[Dataset records]
::::::

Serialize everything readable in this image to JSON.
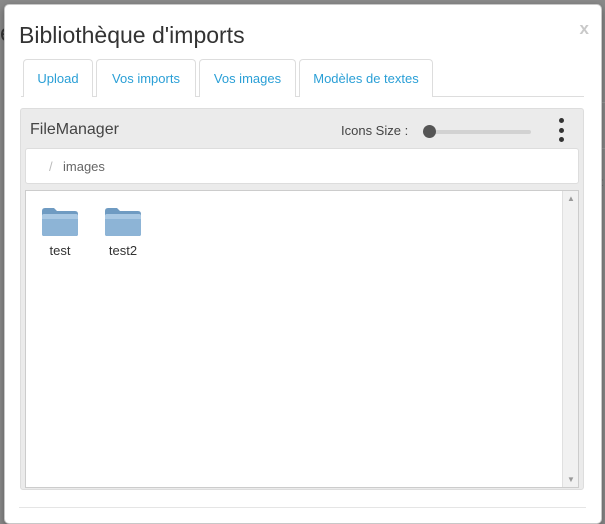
{
  "modal": {
    "title": "Bibliothèque d'imports",
    "close_label": "x"
  },
  "tabs": [
    {
      "label": "Upload"
    },
    {
      "label": "Vos imports"
    },
    {
      "label": "Vos images"
    },
    {
      "label": "Modèles de textes"
    }
  ],
  "file_manager": {
    "title": "FileManager",
    "icons_size_label": "Icons Size :",
    "icons_size_value": 0,
    "breadcrumb": {
      "separator": "/",
      "items": [
        "images"
      ]
    },
    "folders": [
      {
        "name": "test",
        "icon": "folder-icon"
      },
      {
        "name": "test2",
        "icon": "folder-icon"
      }
    ]
  },
  "colors": {
    "accent": "#2a9fd6",
    "folder": "#7aa7cc"
  }
}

::::::

▶ [REQUIREMENTS] Copy every record above exactly, leaving out any pictures.

▶ [SOLUTION TO THIS TASK]
Serialize everything readable in this image to JSON.
{
  "modal": {
    "title": "Bibliothèque d'imports",
    "close_label": "x"
  },
  "tabs": [
    {
      "label": "Upload"
    },
    {
      "label": "Vos imports"
    },
    {
      "label": "Vos images"
    },
    {
      "label": "Modèles de textes"
    }
  ],
  "file_manager": {
    "title": "FileManager",
    "icons_size_label": "Icons Size :",
    "icons_size_value": 0,
    "breadcrumb": {
      "separator": "/",
      "items": [
        "images"
      ]
    },
    "folders": [
      {
        "name": "test",
        "icon": "folder-icon"
      },
      {
        "name": "test2",
        "icon": "folder-icon"
      }
    ]
  },
  "colors": {
    "accent": "#2a9fd6",
    "folder": "#7aa7cc"
  }
}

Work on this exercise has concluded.